- DIRECTIONS FOR THIS TASK
From the text on Reg BI's limits on the advisor title, copy the stretch from "The SEC says brokers" through "the coronavirus pandemic." word for word.

- TEXT SECTION
*** Block opens ***
At the end of this month, only financial professionals registered as investment advisors or performing certain functions can call themselves advisors or advisers.
The SEC says brokers who use the terms “advisor” or “adviser” in their titles without being registered as investment advisors will be in violation of Regulation Best Interest’s disclosure obligation. Reg BI’s compliance deadline remains June 30 despite disruptions caused by the coronavirus pandemic.
Brokers who are registered with the SEC or their states can use the advisor/adviser title, according to the regulator. Brokers may also use the advisor/adviser title when performing “a role specifically defined by federal statute that does not entail providing investment advisory services to retail customers, for example, as a municipal advisor, commodity trading advisor, or advisor to a special entity,” the SEC says.
Even brokers at broker-dealer firms with an affiliated RIA can’t use the terms unless the broker-dealer is also registered as an investment advisor, the SEC says.
For those who will be in violation of this aspect of Reg BI, the title needs to be changed in business cards and print and digital ads, as well as in written communication to clients, to name a few instances.
The costs that come with it
FA-IQ reached out to various broker-dealer firms to find out how much such a transition out of the advisor/adviser title would cost, but none could give meaningful estimates at this point.
Dennis Asselta, group director for financial advertising at Financial Times, FA-IQ’s parent company, notes that content produced by firms affected by the Reg BI requirement on the use of titles, “such as white papers, case studies, marketing materials, would all need an overhaul,” as would websites if they contain titles that violate Reg BI.“A lot of financial firms have advisor written all over their sites, which would need to be scrapped [if they violate the Reg BI Rule], so there will definitely be a lot of work to do,” Asselta adds.
When it comes to simpler changes, a pack of 500 business cards costs between $20 to $22 retail, and a 25-pack of custom letterhead costs $25 to $99, according to a quick FA-IQ check of retail prices online.
On the other end of the spectrum, for RIA firms that may choose to highlight the advisor/adviser titles and their roles as fiduciaries, the costs would be part of their 6.5% average annual marketing and advertising budget, according to research firm Cerulli Associates.
“Brand campaigns are typically considered any campaigns that are not product or services driven, and most aim to increase the positive association or favorability of that brand. Budgets for a brand campaign launch will range from the tens of thousands to millions of dollars in the B2B financial space,” FT’s Asselta says.
*** Block closes ***
- PROVIDED MATERIAL
*** Block opens ***
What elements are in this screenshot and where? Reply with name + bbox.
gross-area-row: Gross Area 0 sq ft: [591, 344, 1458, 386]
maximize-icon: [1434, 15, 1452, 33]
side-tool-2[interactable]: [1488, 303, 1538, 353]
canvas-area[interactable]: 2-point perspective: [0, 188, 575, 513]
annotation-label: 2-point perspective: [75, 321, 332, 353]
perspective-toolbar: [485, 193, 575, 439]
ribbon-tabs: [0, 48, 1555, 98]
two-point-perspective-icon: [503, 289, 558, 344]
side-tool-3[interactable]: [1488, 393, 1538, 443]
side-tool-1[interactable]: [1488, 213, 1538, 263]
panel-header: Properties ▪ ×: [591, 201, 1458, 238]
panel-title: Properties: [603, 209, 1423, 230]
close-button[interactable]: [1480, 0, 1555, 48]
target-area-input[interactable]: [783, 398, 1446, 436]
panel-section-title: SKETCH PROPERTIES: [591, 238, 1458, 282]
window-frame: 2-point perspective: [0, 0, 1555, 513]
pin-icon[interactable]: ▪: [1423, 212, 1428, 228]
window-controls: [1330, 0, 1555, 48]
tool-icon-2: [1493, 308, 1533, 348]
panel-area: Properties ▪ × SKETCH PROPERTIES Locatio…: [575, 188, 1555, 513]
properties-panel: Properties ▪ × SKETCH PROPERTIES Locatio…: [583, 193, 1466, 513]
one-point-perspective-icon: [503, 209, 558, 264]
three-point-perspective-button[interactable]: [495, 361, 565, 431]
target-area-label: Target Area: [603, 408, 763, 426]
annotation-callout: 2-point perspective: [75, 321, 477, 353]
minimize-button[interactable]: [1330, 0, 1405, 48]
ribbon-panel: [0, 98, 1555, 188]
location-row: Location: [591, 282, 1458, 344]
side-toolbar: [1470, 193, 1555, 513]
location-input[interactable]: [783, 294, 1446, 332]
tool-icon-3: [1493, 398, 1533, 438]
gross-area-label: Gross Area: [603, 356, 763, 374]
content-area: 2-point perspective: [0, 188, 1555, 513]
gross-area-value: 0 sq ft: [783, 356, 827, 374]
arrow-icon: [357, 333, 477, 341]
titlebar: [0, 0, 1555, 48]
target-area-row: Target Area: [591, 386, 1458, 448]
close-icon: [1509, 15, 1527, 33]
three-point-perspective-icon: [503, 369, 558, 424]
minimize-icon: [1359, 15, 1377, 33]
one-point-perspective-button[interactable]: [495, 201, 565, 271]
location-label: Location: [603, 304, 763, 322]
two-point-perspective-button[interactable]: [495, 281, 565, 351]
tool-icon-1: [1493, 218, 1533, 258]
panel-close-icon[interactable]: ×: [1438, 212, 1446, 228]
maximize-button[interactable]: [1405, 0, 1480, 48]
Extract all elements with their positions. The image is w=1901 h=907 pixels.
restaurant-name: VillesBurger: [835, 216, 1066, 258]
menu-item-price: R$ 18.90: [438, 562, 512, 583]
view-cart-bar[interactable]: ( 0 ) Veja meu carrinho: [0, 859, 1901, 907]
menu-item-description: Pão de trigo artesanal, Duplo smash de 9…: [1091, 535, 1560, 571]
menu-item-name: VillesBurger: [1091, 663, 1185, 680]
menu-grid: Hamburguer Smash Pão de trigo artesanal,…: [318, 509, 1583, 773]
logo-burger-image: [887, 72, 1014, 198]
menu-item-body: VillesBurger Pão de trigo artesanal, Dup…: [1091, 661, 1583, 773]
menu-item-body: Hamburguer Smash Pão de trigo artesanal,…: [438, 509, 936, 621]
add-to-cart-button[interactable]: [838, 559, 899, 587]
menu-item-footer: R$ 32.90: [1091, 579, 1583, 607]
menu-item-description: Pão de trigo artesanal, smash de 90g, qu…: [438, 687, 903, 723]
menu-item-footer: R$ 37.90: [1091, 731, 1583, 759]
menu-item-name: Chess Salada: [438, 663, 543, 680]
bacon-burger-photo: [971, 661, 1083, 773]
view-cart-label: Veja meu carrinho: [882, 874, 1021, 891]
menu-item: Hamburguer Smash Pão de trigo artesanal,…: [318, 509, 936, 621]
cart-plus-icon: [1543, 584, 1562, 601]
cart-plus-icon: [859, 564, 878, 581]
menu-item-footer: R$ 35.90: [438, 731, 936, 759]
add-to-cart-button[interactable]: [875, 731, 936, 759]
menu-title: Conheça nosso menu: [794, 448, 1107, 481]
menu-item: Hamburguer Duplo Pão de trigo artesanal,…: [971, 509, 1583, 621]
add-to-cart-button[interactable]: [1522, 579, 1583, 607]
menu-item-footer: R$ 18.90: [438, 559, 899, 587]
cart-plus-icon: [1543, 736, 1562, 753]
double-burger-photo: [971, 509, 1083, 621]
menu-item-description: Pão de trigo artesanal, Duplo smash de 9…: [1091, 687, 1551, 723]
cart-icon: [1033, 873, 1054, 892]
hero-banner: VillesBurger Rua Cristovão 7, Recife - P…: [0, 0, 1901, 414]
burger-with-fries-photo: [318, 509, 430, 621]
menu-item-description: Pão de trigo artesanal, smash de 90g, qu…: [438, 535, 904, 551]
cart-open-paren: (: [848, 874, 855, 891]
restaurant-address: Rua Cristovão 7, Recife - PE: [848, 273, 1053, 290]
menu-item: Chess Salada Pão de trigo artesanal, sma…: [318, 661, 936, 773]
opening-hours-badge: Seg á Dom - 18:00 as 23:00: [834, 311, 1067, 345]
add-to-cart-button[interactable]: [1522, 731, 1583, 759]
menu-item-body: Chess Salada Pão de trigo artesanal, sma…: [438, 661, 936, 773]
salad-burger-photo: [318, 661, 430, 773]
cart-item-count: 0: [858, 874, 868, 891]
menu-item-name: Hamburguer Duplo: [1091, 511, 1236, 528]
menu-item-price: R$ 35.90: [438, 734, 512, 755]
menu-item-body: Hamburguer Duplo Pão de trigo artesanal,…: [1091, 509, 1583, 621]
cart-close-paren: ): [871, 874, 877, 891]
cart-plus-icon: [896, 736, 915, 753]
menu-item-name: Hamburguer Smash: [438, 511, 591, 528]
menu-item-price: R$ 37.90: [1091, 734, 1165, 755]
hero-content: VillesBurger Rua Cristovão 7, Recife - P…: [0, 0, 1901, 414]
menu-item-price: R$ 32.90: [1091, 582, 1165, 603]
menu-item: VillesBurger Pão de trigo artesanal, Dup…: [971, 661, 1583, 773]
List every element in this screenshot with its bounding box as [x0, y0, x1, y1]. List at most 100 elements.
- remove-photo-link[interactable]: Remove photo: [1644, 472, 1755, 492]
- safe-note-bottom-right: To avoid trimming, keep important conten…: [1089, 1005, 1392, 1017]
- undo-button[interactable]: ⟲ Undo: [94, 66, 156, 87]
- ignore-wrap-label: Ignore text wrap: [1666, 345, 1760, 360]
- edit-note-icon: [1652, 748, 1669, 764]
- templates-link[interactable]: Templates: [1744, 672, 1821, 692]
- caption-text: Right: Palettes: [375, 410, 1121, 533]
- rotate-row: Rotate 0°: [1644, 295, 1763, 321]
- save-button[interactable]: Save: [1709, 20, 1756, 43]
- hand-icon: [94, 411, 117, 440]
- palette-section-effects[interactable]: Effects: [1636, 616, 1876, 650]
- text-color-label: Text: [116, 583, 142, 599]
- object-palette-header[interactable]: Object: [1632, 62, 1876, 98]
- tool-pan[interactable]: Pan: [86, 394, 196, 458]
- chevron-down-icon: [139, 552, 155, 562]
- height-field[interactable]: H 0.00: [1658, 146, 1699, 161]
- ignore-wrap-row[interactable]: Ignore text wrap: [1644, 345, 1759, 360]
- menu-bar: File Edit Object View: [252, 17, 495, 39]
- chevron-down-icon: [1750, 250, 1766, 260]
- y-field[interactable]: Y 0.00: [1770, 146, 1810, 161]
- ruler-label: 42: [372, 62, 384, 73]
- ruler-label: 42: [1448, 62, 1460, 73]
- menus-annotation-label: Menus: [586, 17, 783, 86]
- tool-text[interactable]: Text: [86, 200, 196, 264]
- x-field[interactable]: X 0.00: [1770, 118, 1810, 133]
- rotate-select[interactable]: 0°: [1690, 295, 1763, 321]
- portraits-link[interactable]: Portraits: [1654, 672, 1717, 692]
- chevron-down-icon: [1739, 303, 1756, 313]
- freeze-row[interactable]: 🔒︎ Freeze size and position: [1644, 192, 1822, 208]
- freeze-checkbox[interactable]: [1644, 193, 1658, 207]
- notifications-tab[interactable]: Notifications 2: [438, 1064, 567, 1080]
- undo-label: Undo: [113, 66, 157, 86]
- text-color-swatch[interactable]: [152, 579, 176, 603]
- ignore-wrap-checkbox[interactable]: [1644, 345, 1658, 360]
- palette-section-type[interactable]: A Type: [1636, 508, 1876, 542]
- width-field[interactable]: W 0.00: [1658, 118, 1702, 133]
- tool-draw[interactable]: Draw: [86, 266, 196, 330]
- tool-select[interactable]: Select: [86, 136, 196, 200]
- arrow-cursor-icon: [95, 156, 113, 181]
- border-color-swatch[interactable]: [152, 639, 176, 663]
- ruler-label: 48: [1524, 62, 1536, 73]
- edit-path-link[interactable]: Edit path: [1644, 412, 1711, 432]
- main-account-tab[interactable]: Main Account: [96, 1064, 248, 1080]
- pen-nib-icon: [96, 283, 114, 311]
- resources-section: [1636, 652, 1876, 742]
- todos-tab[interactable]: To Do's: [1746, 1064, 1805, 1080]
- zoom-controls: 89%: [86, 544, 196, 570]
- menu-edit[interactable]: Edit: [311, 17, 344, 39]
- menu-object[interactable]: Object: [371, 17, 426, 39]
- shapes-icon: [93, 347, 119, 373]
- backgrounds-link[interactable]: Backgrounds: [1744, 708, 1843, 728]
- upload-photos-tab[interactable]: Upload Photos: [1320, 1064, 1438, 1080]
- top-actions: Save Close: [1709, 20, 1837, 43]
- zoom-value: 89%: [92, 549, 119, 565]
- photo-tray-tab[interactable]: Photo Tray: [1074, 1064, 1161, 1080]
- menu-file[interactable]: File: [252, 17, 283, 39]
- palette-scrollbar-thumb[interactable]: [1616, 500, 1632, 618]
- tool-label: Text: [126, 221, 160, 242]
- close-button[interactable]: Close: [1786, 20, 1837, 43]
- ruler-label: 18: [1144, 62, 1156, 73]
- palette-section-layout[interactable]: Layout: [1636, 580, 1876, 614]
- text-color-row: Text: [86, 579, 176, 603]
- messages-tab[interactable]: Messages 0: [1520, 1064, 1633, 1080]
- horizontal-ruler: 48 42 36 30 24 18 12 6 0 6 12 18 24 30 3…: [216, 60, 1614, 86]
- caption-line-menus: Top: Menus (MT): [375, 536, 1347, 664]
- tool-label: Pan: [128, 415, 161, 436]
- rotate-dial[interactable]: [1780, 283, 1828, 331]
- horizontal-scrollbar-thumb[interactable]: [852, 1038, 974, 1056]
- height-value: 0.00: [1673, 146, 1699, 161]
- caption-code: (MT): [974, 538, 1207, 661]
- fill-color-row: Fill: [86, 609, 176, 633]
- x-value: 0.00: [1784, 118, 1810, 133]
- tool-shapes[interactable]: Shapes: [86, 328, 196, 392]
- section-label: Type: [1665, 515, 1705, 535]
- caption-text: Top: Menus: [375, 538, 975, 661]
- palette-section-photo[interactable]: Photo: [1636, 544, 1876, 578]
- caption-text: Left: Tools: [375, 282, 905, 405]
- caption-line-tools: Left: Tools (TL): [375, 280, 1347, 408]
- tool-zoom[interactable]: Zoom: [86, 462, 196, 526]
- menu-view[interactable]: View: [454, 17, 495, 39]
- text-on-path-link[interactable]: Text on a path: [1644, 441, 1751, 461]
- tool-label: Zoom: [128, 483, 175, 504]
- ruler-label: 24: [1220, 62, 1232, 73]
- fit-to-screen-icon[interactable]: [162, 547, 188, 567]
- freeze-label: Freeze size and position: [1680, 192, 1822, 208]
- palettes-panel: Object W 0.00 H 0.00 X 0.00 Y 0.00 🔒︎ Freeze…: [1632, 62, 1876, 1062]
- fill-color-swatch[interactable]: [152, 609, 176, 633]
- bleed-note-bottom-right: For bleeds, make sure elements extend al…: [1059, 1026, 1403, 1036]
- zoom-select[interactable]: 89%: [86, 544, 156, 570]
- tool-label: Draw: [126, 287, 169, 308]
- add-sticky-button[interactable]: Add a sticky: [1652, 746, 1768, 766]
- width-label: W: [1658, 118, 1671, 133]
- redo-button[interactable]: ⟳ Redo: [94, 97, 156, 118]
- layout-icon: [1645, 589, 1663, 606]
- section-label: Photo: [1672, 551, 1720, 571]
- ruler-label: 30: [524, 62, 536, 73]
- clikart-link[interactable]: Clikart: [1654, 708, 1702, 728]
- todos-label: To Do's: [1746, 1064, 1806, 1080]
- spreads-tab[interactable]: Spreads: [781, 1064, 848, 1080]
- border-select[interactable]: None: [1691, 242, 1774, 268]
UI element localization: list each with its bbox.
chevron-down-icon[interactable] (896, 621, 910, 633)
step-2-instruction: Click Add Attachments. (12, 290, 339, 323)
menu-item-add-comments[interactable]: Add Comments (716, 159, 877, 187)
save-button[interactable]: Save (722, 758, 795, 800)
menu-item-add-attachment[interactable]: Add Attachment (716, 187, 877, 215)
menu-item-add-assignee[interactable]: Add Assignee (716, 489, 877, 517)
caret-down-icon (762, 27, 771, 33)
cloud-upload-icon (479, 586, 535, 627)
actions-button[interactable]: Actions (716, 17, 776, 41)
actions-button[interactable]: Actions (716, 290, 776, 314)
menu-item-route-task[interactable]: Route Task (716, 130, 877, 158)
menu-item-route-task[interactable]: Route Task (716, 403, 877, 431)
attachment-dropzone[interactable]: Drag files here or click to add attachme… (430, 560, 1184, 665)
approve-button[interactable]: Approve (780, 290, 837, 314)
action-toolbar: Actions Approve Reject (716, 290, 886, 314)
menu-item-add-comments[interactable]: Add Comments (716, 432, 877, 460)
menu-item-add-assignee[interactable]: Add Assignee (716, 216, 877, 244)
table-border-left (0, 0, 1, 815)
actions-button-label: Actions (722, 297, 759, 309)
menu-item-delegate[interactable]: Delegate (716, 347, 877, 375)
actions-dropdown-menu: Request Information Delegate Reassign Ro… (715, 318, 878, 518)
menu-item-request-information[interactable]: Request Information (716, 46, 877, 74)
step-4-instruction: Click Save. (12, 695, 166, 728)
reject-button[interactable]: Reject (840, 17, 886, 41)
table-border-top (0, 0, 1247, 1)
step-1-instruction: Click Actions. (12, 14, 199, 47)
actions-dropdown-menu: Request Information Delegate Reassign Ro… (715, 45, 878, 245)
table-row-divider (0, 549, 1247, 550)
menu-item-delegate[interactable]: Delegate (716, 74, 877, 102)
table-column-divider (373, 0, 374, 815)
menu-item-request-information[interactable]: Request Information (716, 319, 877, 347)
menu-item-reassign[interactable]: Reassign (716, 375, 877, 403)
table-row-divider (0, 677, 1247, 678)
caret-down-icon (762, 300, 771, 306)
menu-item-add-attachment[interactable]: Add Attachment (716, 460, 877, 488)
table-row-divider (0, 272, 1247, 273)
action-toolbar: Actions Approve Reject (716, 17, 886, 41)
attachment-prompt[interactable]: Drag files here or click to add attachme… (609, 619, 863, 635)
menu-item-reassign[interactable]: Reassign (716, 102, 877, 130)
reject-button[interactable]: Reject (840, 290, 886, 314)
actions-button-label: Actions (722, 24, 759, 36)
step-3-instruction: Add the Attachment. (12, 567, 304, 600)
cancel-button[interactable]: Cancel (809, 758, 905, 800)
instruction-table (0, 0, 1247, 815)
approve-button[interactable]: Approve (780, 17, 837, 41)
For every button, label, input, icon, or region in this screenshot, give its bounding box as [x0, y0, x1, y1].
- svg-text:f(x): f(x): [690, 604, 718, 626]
*** Block closes ***
- SOLVED EXERCISE
The SEC says brokers who use the terms “advisor” or “adviser” in their titles without being registered as investment advisors will be in violation of Regulation Best Interest’s disclosure obligation. Reg BI’s compliance deadline remains June 30 despite disruptions caused by the coronavirus pandemic.